Copy each line exactly.

---------- INPUT MATERIAL

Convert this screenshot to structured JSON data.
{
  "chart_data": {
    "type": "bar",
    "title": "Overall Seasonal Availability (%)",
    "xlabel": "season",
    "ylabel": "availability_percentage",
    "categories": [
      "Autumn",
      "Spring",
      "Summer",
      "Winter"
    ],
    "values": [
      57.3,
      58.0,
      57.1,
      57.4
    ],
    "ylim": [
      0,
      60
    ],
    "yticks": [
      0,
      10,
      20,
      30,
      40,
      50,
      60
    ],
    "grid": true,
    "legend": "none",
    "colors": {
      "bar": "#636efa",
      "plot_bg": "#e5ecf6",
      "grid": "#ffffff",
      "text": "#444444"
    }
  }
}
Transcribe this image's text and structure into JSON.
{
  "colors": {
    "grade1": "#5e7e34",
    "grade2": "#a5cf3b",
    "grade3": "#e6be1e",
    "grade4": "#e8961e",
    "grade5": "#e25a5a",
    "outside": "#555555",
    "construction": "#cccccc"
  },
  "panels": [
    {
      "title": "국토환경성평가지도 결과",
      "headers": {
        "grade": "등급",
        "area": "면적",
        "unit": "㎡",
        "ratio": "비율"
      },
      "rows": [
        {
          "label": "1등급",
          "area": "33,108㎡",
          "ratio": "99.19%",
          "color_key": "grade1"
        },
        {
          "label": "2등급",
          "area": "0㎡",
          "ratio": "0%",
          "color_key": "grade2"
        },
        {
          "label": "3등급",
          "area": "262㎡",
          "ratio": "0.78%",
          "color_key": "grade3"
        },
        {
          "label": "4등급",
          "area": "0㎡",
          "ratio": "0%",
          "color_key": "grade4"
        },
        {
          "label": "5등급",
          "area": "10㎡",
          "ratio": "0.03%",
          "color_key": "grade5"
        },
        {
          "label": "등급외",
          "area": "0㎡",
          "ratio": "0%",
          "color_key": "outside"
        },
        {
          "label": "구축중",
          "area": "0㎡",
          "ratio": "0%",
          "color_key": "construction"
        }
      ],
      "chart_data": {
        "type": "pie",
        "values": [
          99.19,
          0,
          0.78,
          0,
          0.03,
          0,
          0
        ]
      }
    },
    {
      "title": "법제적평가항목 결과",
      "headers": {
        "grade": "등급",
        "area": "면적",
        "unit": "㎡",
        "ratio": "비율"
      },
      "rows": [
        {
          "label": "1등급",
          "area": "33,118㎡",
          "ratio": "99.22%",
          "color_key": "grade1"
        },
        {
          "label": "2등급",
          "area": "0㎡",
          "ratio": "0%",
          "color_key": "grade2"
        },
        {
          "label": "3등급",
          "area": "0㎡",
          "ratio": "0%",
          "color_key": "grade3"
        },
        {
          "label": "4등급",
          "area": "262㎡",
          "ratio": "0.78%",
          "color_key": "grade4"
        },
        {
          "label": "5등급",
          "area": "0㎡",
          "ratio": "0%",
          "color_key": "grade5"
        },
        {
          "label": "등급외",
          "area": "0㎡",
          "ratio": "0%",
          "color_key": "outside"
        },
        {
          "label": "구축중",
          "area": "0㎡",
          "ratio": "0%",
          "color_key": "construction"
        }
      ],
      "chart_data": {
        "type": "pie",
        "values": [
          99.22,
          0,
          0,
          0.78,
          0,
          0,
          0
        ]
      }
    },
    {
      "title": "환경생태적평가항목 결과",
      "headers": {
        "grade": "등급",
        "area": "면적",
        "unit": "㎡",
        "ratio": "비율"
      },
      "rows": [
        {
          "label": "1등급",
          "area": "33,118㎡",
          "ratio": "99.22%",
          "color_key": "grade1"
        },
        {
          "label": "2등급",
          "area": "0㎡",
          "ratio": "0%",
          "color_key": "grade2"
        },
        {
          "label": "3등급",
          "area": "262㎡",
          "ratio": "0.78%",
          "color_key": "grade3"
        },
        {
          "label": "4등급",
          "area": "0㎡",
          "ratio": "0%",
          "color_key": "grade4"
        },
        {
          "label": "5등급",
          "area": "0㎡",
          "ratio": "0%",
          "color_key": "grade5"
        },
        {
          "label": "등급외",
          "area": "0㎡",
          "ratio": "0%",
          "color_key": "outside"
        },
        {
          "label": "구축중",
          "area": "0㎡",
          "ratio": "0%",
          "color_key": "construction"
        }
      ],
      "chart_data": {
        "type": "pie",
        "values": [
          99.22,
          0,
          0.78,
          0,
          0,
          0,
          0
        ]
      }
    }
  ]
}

--------------------

*PROBLEM SOLUTION*
Convert this screenshot to structured JSON data.
{
  "chart_data": {
    "type": "bar",
    "title": "Overall Seasonal Availability (%)",
    "xlabel": "season",
    "ylabel": "availability_percentage",
    "categories": [
      "Autumn",
      "Spring",
      "Summer",
      "Winter"
    ],
    "values": [
      57.3,
      58.0,
      57.1,
      57.4
    ],
    "ylim": [
      0,
      60
    ],
    "yticks": [
      0,
      10,
      20,
      30,
      40,
      50,
      60
    ],
    "grid": true,
    "legend": "none",
    "colors": {
      "bar": "#636efa",
      "plot_bg": "#e5ecf6",
      "grid": "#ffffff",
      "text": "#444444"
    }
  }
}
Transcribe this image's text and structure into JSON.
{
  "colors": {
    "grade1": "#5e7e34",
    "grade2": "#a5cf3b",
    "grade3": "#e6be1e",
    "grade4": "#e8961e",
    "grade5": "#e25a5a",
    "outside": "#555555",
    "construction": "#cccccc"
  },
  "panels": [
    {
      "title": "국토환경성평가지도 결과",
      "headers": {
        "grade": "등급",
        "area": "면적",
        "unit": "㎡",
        "ratio": "비율"
      },
      "rows": [
        {
          "label": "1등급",
          "area": "33,108㎡",
          "ratio": "99.19%",
          "color_key": "grade1"
        },
        {
          "label": "2등급",
          "area": "0㎡",
          "ratio": "0%",
          "color_key": "grade2"
        },
        {
          "label": "3등급",
          "area": "262㎡",
          "ratio": "0.78%",
          "color_key": "grade3"
        },
        {
          "label": "4등급",
          "area": "0㎡",
          "ratio": "0%",
          "color_key": "grade4"
        },
        {
          "label": "5등급",
          "area": "10㎡",
          "ratio": "0.03%",
          "color_key": "grade5"
        },
        {
          "label": "등급외",
          "area": "0㎡",
          "ratio": "0%",
          "color_key": "outside"
        },
        {
          "label": "구축중",
          "area": "0㎡",
          "ratio": "0%",
          "color_key": "construction"
        }
      ],
      "chart_data": {
        "type": "pie",
        "values": [
          99.19,
          0,
          0.78,
          0,
          0.03,
          0,
          0
        ]
      }
    },
    {
      "title": "법제적평가항목 결과",
      "headers": {
        "grade": "등급",
        "area": "면적",
        "unit": "㎡",
        "ratio": "비율"
      },
      "rows": [
        {
          "label": "1등급",
          "area": "33,118㎡",
          "ratio": "99.22%",
          "color_key": "grade1"
        },
        {
          "label": "2등급",
          "area": "0㎡",
          "ratio": "0%",
          "color_key": "grade2"
        },
        {
          "label": "3등급",
          "area": "0㎡",
          "ratio": "0%",
          "color_key": "grade3"
        },
        {
          "label": "4등급",
          "area": "262㎡",
          "ratio": "0.78%",
          "color_key": "grade4"
        },
        {
          "label": "5등급",
          "area": "0㎡",
          "ratio": "0%",
          "color_key": "grade5"
        },
        {
          "label": "등급외",
          "area": "0㎡",
          "ratio": "0%",
          "color_key": "outside"
        },
        {
          "label": "구축중",
          "area": "0㎡",
          "ratio": "0%",
          "color_key": "construction"
        }
      ],
      "chart_data": {
        "type": "pie",
        "values": [
          99.22,
          0,
          0,
          0.78,
          0,
          0,
          0
        ]
      }
    },
    {
      "title": "환경생태적평가항목 결과",
      "headers": {
        "grade": "등급",
        "area": "면적",
        "unit": "㎡",
        "ratio": "비율"
      },
      "rows": [
        {
          "label": "1등급",
          "area": "33,118㎡",
          "ratio": "99.22%",
          "color_key": "grade1"
        },
        {
          "label": "2등급",
          "area": "0㎡",
          "ratio": "0%",
          "color_key": "grade2"
        },
        {
          "label": "3등급",
          "area": "262㎡",
          "ratio": "0.78%",
          "color_key": "grade3"
        },
        {
          "label": "4등급",
          "area": "0㎡",
          "ratio": "0%",
          "color_key": "grade4"
        },
        {
          "label": "5등급",
          "area": "0㎡",
          "ratio": "0%",
          "color_key": "grade5"
        },
        {
          "label": "등급외",
          "area": "0㎡",
          "ratio": "0%",
          "color_key": "outside"
        },
        {
          "label": "구축중",
          "area": "0㎡",
          "ratio": "0%",
          "color_key": "construction"
        }
      ],
      "chart_data": {
        "type": "pie",
        "values": [
          99.22,
          0,
          0.78,
          0,
          0,
          0,
          0
        ]
      }
    }
  ]
}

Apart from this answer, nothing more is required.